- **WHAT YOU ARE ASKED TO DO**
Copy out every line that contains the word "this".

- **DATASET CONTENT**
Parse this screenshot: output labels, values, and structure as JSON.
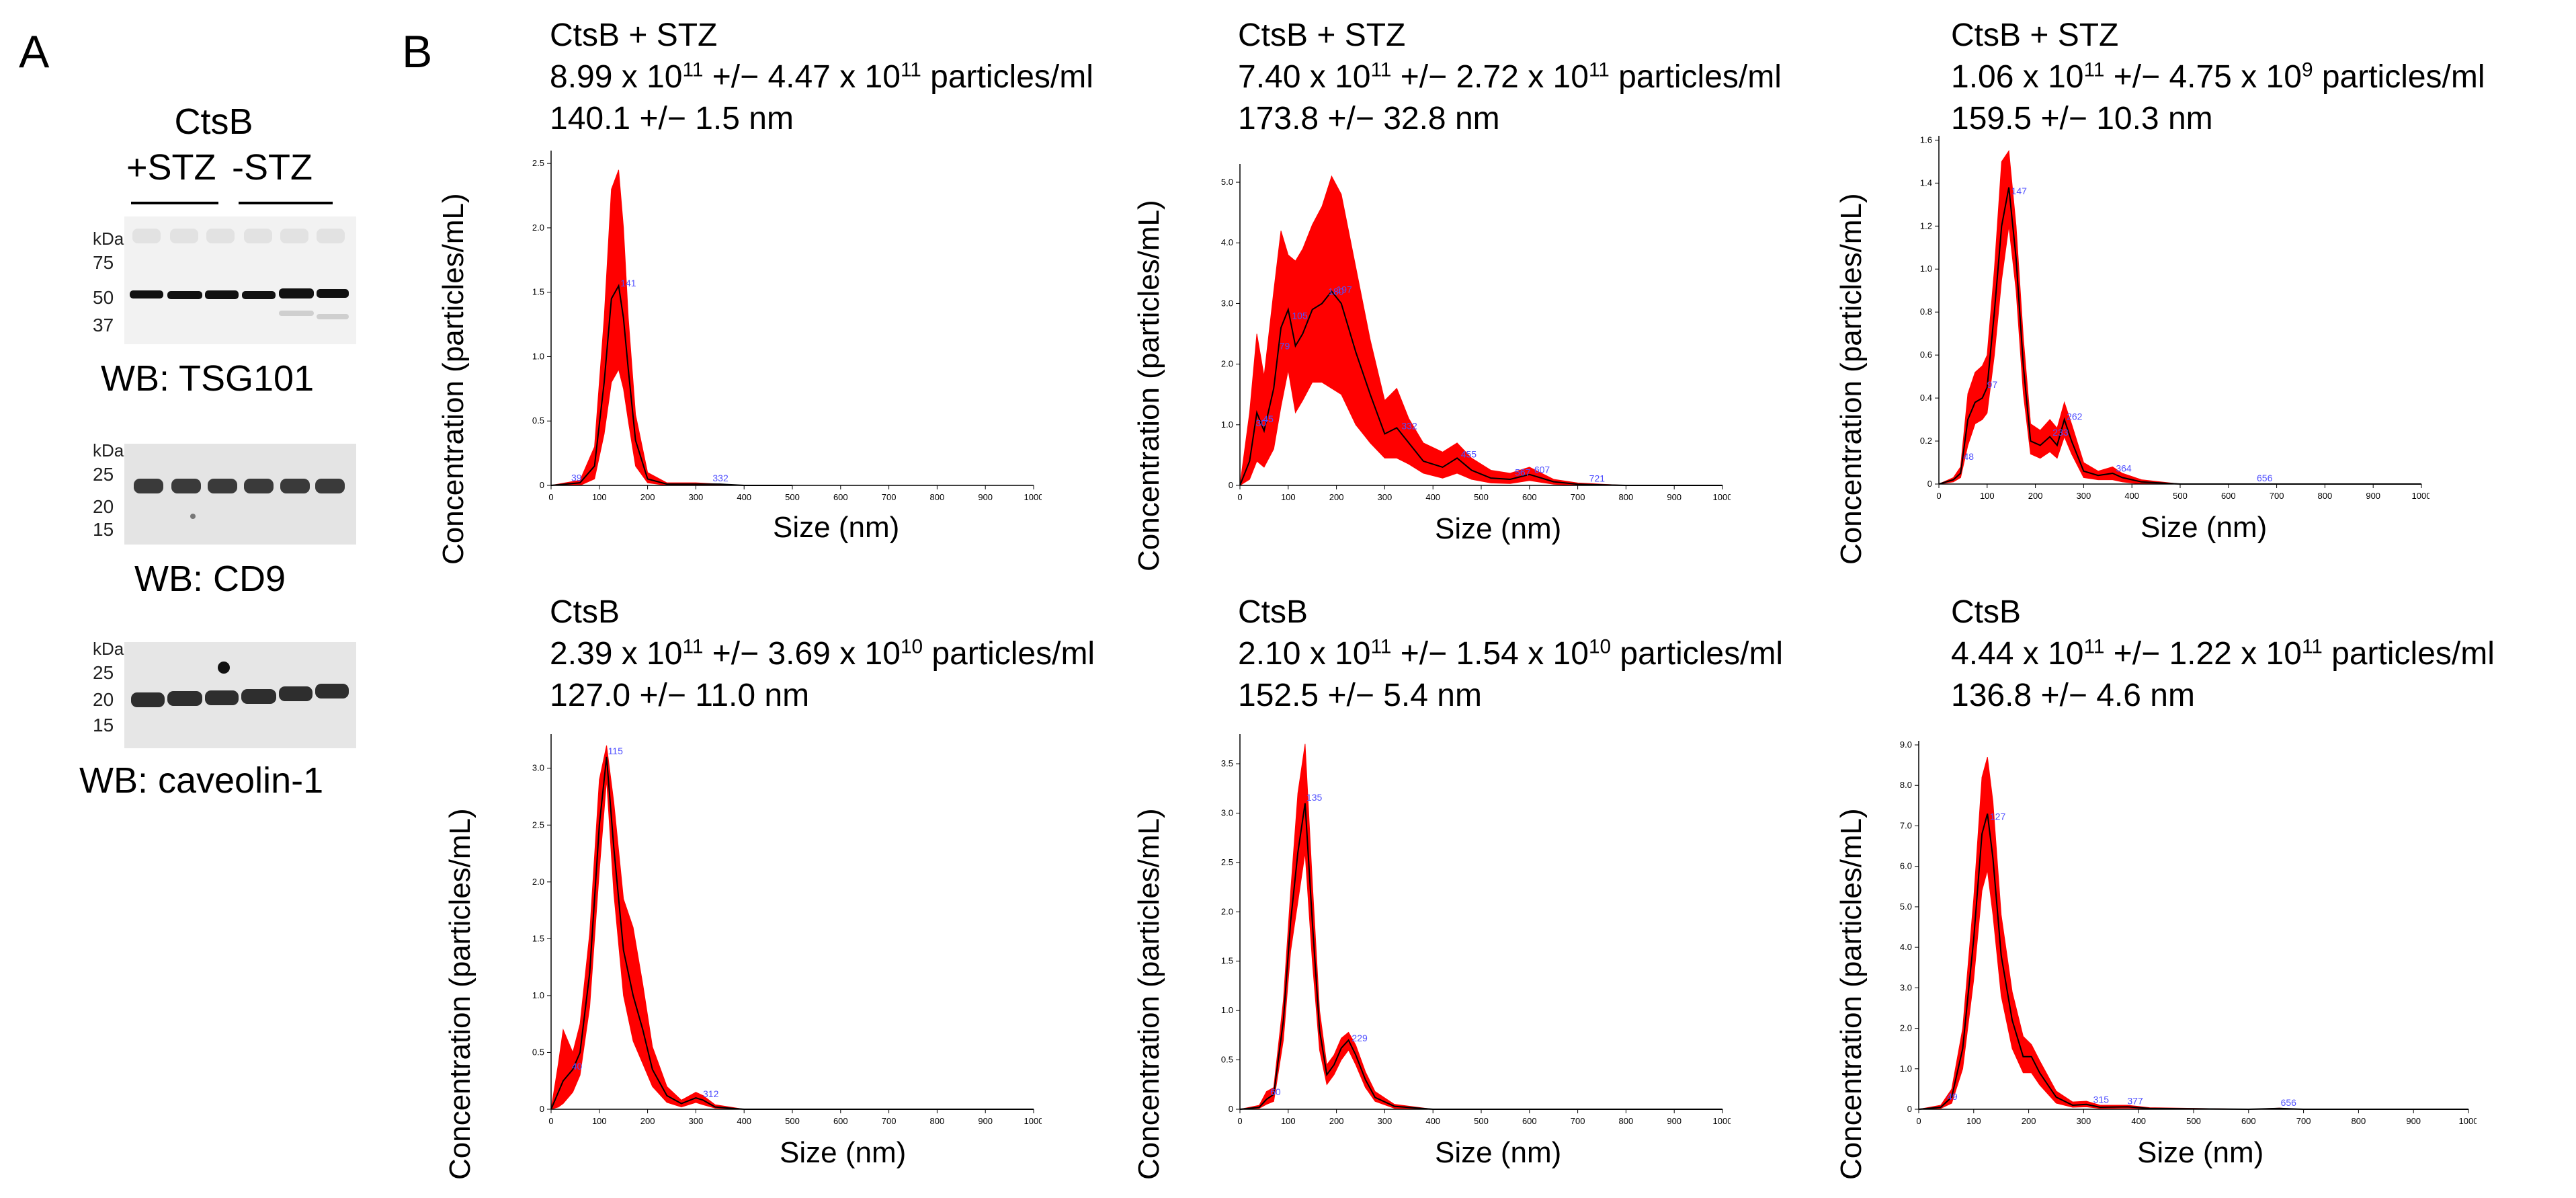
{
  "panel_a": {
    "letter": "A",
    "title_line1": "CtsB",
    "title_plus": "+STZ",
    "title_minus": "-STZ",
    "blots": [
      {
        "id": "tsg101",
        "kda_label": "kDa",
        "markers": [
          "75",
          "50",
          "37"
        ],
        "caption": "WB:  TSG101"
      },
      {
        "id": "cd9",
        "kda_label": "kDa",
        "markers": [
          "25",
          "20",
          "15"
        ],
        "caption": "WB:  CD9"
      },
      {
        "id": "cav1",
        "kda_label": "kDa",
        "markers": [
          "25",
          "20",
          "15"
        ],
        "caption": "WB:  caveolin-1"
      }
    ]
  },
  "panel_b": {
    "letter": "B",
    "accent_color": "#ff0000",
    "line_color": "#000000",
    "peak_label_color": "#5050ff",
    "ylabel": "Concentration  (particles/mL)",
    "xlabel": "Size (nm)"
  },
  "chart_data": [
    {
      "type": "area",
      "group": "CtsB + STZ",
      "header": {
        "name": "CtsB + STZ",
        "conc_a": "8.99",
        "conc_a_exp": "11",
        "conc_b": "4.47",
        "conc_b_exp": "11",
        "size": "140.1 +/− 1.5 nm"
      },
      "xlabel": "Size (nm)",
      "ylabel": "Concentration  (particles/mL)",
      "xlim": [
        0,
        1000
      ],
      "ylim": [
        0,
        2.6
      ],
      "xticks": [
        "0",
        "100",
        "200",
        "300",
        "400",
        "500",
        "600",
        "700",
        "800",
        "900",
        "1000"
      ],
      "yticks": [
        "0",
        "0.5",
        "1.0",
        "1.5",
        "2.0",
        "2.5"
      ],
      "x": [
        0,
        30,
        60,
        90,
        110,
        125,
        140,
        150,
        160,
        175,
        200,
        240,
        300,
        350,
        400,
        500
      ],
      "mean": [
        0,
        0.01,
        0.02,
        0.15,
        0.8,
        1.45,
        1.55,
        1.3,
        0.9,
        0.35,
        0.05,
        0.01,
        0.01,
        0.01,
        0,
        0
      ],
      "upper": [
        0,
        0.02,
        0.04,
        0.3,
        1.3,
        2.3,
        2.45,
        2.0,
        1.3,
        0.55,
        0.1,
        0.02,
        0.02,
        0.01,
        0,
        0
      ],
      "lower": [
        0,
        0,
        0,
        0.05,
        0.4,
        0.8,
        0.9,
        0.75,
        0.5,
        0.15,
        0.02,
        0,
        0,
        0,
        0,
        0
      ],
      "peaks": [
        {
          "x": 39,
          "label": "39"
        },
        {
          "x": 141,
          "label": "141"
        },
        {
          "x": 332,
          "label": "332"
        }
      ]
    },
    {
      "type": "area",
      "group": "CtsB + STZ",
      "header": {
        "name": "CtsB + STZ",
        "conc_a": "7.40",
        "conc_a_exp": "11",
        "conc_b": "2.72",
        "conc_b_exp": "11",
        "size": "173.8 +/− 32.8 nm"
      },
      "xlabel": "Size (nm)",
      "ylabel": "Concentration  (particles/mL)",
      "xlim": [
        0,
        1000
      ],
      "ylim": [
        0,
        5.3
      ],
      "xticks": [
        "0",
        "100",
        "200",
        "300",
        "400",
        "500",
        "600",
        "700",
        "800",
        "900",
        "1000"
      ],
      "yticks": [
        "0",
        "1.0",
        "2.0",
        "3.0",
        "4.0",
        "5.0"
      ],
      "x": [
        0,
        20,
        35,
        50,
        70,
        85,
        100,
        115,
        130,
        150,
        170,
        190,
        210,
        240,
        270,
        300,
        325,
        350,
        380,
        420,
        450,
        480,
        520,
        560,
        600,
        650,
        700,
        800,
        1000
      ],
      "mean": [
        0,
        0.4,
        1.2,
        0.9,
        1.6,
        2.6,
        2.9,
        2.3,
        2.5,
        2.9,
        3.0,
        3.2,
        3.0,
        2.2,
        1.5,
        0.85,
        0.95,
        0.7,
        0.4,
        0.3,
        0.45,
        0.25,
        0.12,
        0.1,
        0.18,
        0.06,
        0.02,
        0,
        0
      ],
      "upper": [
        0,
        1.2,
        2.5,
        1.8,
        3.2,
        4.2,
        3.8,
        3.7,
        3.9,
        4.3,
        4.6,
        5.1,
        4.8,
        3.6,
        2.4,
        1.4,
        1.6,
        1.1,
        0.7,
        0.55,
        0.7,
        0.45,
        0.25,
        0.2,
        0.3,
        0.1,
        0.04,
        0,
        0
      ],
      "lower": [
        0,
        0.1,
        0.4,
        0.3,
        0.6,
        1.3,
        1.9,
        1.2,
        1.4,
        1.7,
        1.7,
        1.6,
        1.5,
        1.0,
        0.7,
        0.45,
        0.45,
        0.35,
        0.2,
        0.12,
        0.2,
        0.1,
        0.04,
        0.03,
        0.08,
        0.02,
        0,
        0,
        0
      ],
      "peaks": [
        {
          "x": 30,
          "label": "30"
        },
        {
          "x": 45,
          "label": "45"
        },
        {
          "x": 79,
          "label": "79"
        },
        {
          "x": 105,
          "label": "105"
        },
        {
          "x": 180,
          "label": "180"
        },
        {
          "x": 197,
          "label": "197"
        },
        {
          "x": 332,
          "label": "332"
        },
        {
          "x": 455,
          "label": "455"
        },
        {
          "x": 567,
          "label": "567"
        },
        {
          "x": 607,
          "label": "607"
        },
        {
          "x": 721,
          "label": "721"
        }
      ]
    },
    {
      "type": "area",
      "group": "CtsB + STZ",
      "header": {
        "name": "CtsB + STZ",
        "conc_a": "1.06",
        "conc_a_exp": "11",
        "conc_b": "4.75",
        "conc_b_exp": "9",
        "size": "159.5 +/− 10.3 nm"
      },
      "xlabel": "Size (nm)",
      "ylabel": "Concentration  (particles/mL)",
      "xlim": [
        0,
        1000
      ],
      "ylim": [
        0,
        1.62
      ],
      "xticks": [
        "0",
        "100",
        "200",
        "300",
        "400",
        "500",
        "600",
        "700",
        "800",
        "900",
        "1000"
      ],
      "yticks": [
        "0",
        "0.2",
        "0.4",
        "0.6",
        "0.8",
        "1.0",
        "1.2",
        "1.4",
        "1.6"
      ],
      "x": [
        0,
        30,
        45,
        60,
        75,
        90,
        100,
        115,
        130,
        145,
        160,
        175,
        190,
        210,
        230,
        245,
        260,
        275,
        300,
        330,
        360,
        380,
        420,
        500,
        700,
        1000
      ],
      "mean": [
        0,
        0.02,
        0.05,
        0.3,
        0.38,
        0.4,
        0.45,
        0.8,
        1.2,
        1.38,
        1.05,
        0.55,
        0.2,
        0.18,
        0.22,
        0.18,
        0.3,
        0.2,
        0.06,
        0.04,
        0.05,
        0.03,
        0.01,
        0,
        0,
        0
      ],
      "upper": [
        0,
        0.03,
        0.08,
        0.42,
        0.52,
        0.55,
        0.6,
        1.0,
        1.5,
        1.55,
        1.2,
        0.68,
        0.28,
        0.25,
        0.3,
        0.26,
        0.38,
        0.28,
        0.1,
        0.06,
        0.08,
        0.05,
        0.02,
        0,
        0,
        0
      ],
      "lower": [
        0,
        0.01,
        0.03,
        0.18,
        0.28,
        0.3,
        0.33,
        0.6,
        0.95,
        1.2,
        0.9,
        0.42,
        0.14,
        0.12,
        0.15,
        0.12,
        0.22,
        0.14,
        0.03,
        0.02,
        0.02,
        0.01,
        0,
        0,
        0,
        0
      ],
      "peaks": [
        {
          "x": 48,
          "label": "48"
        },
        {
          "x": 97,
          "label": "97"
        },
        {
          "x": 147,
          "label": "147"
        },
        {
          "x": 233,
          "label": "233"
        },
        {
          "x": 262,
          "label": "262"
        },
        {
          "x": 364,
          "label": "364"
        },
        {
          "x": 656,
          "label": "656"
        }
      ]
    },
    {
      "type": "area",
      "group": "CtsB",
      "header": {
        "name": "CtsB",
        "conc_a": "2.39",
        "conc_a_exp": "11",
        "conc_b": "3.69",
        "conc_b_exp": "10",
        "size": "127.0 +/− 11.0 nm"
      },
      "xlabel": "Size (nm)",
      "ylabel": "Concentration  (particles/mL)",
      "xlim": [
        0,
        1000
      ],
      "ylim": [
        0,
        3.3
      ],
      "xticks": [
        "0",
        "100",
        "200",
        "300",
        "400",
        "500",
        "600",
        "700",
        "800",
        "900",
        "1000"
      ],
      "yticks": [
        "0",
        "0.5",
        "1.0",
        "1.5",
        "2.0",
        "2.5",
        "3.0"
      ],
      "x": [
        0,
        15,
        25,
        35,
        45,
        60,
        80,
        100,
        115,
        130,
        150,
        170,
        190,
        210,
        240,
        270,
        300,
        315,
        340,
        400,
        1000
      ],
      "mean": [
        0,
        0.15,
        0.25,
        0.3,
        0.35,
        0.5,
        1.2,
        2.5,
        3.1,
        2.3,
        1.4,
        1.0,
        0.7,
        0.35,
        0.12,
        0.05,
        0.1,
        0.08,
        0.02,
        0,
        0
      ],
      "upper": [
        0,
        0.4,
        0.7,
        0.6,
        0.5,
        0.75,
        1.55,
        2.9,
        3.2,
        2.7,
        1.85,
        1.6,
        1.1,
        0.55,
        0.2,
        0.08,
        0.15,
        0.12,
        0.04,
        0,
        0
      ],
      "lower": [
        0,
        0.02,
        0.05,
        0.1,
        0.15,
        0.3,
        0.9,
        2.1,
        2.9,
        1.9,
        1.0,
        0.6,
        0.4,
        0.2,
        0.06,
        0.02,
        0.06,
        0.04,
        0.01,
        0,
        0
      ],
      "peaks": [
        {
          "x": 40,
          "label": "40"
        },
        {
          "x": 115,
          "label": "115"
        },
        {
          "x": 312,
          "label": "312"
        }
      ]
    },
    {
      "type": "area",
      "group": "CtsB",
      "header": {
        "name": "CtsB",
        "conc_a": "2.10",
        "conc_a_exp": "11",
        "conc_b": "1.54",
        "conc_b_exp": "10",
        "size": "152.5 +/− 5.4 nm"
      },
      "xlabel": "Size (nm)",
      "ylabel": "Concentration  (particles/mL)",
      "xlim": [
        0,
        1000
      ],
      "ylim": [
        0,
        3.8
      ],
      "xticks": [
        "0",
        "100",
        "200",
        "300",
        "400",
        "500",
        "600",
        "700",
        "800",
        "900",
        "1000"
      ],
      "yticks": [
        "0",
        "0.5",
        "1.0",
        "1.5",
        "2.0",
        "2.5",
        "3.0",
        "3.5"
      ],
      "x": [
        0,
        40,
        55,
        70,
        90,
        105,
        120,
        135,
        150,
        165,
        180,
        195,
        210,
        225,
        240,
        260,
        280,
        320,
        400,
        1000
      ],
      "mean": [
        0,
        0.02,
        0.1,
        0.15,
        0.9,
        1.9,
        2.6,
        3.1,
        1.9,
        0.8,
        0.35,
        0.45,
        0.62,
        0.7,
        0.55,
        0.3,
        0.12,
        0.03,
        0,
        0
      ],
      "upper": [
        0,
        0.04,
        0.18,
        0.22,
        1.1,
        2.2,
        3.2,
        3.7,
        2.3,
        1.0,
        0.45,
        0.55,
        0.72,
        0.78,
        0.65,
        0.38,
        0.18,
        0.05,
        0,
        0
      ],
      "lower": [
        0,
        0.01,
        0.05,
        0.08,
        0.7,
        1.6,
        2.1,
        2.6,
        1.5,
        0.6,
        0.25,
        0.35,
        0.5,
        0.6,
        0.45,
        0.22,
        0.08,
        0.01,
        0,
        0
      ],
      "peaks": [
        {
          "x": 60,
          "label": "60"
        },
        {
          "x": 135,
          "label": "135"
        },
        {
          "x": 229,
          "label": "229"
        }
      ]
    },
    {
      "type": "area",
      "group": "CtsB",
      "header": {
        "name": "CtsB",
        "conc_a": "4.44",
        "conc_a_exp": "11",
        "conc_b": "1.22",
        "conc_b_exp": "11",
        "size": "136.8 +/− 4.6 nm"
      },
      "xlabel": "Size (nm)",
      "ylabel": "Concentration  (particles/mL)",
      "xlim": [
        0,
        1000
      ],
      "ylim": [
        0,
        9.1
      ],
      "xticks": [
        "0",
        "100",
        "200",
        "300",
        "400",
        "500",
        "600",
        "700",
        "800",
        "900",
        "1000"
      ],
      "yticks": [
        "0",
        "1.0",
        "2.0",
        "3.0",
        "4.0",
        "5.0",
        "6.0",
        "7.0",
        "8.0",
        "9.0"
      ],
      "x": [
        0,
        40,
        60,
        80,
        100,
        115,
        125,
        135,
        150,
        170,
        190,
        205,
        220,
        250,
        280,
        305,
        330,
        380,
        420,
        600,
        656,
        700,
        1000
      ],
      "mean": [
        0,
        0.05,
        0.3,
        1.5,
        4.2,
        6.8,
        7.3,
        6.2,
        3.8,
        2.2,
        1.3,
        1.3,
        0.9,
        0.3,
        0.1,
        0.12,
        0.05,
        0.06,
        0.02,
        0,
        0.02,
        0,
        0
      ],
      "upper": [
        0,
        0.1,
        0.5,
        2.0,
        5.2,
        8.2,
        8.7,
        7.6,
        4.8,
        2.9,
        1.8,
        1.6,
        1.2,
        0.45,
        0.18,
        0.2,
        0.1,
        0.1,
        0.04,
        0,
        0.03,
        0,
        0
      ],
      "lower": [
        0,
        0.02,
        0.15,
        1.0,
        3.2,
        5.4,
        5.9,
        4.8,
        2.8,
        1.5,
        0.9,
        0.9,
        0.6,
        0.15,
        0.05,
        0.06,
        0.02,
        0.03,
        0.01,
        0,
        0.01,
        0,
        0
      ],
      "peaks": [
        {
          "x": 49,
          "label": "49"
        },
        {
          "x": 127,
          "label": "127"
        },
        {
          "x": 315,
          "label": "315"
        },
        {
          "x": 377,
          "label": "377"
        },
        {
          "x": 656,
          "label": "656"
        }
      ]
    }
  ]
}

* * *

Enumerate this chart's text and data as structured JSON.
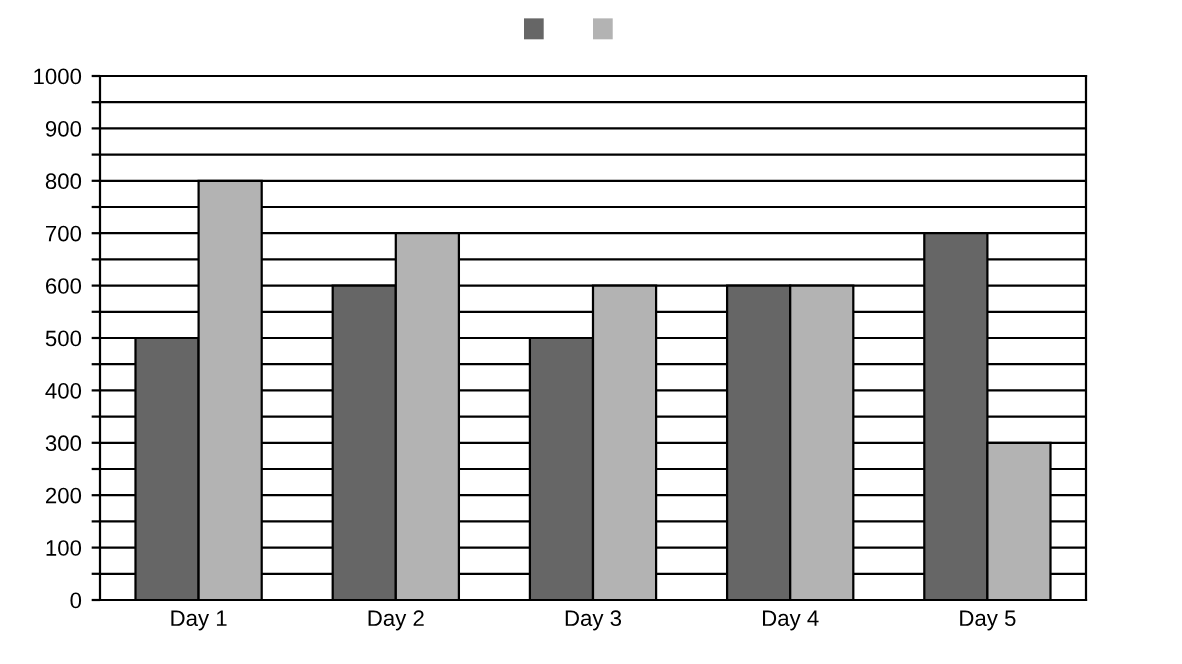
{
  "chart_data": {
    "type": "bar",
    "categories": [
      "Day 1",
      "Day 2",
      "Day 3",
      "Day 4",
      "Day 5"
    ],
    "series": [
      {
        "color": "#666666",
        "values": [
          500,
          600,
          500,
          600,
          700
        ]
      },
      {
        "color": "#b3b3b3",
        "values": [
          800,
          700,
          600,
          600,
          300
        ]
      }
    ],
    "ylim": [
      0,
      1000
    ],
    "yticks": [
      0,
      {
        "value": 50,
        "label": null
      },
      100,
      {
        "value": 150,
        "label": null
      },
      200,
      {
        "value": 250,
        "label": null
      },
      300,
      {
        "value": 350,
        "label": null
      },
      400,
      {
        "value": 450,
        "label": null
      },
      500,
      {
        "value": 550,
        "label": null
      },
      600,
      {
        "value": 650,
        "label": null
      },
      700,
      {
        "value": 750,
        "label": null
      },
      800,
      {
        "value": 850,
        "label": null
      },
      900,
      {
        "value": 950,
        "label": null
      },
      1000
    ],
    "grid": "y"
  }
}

- **COMPLETE RESPONSE**
Parse this screenshot: output labels, values, and structure as JSON.
Enumerate this chart's text and data as structured JSON.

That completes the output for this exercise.